Problem statement:
Count every line that has the word "type" in it; give no more than the number.

Excerpted records:
#####

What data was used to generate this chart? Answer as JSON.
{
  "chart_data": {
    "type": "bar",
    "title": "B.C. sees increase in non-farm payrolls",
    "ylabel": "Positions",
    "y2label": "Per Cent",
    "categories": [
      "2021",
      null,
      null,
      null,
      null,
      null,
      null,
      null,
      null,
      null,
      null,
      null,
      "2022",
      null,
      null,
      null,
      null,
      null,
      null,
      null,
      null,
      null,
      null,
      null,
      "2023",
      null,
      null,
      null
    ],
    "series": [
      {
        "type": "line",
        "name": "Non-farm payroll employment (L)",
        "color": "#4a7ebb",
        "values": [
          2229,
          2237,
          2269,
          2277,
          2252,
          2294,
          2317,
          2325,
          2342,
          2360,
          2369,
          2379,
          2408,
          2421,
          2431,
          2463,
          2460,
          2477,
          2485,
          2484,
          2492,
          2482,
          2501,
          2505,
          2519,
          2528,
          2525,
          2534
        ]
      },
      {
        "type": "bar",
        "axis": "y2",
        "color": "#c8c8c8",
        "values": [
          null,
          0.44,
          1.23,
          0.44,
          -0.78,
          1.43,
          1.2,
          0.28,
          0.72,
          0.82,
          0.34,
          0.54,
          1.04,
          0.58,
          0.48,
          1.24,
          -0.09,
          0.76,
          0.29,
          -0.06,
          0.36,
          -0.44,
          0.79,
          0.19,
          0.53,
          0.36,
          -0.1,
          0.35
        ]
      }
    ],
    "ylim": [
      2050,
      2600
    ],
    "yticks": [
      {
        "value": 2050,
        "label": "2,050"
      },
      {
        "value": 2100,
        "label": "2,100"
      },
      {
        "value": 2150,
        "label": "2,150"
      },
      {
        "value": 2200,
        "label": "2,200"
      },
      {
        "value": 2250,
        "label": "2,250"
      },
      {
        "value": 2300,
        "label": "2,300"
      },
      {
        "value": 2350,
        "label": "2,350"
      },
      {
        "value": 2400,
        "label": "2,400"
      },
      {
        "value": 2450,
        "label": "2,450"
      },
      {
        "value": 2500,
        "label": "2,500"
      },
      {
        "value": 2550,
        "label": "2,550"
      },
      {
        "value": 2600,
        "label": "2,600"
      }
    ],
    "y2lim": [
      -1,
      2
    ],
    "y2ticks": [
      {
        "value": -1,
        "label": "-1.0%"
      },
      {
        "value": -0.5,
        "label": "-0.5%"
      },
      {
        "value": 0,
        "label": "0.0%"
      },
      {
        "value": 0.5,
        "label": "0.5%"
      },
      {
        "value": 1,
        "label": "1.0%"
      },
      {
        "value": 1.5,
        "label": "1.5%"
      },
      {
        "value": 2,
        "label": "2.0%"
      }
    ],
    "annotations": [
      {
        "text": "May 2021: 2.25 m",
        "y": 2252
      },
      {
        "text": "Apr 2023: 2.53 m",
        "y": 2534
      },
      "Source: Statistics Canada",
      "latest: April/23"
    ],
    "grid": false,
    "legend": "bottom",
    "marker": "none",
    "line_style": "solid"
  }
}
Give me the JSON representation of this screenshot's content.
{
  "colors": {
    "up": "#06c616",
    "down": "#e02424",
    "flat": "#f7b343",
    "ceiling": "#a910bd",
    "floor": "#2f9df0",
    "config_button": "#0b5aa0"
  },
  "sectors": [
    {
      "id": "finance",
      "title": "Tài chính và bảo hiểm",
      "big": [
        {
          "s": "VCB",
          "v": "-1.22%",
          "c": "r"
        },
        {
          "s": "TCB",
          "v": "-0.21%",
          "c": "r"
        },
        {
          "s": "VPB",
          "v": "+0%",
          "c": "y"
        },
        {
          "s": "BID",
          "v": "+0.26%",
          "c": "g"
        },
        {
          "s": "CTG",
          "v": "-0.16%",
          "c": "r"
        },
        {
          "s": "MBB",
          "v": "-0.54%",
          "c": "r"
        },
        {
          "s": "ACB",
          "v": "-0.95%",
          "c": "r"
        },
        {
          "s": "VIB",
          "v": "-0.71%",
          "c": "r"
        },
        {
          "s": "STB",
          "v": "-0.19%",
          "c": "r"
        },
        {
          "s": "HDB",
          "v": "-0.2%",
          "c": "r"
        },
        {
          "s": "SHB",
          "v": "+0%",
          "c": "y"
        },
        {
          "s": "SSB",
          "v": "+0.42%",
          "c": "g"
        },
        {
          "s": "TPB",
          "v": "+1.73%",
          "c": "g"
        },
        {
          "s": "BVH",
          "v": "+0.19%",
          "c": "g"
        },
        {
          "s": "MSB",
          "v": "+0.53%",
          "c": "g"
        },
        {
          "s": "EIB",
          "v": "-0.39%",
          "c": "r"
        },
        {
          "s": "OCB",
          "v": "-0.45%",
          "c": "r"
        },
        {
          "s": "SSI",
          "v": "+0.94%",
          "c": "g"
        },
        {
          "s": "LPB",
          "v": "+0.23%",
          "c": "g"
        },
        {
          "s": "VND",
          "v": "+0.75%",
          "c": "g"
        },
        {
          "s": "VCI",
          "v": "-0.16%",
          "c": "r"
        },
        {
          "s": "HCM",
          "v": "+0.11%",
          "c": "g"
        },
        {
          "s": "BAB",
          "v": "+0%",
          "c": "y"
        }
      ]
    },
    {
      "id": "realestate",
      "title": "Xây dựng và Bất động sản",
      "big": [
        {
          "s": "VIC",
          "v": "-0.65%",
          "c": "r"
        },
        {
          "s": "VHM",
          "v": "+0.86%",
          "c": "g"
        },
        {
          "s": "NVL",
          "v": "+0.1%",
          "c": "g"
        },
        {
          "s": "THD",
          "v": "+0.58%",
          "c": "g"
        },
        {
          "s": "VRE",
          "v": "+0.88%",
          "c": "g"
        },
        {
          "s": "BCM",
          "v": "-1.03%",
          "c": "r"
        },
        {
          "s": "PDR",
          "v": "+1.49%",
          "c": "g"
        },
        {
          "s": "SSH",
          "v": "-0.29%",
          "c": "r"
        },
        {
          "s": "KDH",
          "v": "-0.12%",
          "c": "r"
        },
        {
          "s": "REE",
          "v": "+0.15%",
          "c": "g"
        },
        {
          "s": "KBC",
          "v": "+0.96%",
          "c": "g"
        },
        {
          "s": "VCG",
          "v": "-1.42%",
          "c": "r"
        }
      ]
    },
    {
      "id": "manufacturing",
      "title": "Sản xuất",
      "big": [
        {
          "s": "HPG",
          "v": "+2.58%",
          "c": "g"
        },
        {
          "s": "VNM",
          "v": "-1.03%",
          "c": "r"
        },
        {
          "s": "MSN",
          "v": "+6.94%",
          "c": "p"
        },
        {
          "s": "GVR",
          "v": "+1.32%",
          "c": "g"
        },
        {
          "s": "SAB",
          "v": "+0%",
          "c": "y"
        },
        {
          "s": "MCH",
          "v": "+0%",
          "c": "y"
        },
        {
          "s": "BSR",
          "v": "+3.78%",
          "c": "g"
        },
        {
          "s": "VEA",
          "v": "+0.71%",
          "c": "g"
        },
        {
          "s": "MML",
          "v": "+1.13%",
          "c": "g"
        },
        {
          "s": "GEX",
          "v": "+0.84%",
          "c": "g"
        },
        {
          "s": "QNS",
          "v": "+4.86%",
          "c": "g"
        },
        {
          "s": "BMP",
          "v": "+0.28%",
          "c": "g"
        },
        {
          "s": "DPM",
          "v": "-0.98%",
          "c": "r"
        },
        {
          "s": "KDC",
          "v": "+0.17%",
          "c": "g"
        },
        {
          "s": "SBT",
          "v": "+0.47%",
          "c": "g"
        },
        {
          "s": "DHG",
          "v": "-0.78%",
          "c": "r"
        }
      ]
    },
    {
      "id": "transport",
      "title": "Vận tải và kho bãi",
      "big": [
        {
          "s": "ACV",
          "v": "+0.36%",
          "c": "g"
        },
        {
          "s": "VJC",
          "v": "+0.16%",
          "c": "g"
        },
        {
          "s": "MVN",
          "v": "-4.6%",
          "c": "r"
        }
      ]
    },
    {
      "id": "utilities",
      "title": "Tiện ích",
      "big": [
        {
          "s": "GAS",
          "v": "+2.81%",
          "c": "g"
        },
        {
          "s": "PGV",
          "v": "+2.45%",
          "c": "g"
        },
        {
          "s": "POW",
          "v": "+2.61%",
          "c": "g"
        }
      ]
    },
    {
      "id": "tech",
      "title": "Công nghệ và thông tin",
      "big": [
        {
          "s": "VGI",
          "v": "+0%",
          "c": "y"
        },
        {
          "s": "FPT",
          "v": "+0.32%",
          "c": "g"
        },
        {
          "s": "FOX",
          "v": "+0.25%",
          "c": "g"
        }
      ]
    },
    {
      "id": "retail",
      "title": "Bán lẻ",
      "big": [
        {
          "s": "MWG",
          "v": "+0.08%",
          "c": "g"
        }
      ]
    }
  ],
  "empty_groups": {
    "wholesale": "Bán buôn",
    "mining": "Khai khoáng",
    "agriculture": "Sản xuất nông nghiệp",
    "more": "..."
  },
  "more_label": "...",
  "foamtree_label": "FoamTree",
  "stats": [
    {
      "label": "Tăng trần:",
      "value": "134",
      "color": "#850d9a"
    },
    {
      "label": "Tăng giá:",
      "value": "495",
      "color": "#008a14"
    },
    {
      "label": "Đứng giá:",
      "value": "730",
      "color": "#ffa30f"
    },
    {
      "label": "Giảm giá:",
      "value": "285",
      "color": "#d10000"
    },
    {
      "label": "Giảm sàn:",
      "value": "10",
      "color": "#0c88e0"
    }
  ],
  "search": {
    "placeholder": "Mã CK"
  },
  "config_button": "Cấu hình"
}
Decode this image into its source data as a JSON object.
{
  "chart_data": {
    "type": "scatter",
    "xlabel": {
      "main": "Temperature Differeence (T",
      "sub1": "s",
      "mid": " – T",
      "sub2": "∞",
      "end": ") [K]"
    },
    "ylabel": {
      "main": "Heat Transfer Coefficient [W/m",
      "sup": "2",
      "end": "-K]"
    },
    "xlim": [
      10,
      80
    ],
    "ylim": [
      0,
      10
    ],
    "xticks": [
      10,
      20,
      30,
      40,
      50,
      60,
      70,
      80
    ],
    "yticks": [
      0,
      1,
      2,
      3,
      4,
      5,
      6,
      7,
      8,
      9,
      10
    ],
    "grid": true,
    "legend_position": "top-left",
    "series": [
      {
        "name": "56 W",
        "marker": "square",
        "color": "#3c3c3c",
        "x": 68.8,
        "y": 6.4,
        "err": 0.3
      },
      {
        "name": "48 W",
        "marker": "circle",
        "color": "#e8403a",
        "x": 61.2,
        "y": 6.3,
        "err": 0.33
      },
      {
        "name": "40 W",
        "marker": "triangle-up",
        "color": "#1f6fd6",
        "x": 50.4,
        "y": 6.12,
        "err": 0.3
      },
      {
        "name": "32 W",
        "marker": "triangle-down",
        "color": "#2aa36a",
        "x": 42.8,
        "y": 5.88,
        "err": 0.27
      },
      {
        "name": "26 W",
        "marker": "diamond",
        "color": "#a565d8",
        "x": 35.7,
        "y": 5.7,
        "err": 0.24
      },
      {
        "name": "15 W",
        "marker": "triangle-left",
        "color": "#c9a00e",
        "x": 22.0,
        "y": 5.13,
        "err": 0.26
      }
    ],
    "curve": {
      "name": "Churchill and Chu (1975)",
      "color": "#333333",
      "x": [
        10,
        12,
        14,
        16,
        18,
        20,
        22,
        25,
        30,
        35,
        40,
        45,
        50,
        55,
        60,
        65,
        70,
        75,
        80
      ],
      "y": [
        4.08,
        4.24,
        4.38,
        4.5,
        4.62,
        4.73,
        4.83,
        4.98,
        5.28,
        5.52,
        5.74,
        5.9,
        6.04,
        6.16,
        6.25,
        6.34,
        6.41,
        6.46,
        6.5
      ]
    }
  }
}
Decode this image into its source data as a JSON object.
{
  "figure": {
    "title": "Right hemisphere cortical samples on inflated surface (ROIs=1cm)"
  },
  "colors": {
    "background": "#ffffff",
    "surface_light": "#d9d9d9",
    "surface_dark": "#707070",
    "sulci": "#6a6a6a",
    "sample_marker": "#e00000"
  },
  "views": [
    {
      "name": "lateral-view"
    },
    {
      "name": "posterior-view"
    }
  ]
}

#####

Exercise answer:
4